* **Given data**:
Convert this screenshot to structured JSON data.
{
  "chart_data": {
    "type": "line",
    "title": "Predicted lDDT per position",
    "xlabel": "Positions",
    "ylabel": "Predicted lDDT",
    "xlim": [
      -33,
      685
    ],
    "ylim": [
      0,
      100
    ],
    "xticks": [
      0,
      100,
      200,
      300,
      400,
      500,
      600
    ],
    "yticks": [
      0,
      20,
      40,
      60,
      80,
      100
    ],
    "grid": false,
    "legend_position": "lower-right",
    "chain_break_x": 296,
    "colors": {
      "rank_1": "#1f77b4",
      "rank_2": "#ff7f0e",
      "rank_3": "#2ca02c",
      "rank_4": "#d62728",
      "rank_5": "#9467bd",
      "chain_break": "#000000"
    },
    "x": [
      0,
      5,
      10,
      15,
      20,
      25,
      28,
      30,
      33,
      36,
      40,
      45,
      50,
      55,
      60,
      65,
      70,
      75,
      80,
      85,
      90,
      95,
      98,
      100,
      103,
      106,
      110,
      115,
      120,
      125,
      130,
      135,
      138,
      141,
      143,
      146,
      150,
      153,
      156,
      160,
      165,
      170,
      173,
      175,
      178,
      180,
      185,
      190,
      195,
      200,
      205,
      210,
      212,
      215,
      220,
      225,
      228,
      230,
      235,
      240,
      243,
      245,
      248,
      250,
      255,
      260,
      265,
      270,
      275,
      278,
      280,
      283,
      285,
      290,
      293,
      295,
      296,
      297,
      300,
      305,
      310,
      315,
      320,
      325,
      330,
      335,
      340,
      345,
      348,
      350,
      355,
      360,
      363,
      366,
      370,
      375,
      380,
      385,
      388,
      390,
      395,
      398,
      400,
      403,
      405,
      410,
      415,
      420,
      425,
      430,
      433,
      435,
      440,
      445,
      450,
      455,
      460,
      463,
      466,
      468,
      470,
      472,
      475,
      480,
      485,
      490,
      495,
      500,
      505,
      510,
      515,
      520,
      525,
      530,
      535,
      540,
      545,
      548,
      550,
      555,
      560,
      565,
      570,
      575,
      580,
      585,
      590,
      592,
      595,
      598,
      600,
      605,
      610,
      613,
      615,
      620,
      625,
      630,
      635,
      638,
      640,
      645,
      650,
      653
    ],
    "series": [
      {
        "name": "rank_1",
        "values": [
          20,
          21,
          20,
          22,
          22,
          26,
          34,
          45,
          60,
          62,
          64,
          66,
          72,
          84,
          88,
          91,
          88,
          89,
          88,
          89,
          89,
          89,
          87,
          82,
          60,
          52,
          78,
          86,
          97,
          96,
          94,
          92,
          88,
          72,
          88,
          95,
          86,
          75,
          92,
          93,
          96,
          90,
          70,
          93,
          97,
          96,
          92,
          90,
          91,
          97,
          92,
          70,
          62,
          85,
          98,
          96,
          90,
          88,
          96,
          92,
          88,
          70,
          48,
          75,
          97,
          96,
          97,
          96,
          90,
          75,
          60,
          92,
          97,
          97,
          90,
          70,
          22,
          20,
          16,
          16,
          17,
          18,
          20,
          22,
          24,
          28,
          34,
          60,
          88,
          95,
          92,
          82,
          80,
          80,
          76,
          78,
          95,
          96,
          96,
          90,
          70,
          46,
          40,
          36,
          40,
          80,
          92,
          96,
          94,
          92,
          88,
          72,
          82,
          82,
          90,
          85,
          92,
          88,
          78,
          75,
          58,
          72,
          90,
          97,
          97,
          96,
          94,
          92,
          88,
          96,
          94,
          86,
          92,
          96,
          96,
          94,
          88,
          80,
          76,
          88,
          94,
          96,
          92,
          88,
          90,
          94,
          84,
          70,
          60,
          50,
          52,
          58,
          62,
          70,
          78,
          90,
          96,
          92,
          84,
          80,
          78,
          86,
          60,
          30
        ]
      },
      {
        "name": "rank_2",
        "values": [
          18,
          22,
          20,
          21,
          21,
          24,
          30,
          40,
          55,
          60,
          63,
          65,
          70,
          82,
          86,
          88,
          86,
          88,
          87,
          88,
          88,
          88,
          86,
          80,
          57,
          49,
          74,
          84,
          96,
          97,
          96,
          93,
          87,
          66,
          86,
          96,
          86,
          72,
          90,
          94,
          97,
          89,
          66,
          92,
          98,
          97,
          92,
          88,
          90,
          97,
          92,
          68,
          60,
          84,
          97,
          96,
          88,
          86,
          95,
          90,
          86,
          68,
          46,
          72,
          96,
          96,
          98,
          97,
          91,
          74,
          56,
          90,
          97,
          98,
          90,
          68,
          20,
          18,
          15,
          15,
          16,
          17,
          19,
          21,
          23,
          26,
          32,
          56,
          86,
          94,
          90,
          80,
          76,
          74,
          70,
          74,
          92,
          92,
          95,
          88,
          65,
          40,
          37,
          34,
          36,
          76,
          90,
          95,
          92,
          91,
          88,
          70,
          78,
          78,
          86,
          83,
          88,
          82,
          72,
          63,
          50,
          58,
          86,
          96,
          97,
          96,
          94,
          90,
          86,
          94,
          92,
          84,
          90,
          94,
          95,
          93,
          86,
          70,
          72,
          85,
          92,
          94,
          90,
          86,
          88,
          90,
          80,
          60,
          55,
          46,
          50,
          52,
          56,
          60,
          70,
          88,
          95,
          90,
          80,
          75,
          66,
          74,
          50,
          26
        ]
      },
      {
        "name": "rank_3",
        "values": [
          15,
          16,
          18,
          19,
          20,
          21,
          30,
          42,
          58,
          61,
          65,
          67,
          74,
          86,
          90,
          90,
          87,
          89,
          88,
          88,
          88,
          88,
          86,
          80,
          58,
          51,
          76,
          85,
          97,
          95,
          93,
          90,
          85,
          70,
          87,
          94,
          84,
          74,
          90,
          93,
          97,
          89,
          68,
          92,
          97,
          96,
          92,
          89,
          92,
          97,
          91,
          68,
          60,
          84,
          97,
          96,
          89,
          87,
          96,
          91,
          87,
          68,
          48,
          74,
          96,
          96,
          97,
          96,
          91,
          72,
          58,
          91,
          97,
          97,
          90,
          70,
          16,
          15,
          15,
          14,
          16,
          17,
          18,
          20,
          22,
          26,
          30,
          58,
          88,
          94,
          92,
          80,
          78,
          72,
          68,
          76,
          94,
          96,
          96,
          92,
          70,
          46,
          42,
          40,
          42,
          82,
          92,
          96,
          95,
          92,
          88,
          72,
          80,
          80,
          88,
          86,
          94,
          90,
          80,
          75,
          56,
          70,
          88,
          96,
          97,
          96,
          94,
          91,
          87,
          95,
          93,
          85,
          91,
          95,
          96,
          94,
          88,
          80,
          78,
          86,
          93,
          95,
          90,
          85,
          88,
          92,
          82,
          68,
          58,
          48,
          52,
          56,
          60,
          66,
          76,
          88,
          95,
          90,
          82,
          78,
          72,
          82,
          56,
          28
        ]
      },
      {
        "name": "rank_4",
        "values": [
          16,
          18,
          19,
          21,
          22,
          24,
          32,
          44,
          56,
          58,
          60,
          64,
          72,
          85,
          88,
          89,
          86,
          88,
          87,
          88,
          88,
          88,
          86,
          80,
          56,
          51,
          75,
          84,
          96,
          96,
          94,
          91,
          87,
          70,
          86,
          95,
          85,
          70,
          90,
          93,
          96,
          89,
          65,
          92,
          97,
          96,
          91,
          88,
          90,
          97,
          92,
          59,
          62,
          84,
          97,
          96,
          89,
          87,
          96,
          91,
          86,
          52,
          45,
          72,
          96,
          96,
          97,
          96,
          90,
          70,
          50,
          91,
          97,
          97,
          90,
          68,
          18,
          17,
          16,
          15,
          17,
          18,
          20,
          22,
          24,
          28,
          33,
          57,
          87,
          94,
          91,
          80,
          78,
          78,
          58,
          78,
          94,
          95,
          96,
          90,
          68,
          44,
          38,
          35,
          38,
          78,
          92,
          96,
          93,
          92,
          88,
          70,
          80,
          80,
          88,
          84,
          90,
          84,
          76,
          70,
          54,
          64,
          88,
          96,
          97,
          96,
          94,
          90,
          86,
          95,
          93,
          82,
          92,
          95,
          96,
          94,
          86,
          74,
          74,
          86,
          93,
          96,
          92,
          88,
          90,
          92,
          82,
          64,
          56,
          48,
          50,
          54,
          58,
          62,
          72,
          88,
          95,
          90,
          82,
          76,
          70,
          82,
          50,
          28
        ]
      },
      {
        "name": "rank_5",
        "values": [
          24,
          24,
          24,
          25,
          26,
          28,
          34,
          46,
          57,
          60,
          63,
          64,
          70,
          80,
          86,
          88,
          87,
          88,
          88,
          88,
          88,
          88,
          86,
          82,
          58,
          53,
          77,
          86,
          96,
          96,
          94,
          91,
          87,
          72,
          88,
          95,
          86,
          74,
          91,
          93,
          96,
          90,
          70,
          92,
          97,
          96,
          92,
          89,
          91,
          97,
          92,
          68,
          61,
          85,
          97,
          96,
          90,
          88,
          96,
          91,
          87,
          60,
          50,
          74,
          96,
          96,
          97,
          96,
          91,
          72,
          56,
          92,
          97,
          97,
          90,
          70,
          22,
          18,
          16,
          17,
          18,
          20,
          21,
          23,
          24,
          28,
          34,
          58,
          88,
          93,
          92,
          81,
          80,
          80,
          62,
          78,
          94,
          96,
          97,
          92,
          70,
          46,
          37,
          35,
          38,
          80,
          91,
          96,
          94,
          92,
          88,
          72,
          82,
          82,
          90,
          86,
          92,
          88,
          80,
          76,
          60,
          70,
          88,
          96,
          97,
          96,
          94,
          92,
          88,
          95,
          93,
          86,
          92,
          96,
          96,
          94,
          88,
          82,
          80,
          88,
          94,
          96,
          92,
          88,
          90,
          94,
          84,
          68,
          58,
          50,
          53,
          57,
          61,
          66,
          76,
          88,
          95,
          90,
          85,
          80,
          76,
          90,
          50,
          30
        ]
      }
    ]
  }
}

* **Your task**: For the material, find the number of lines holding the word "Predicted" and give that figure and nothing more.

* **Result for this exercise**: 2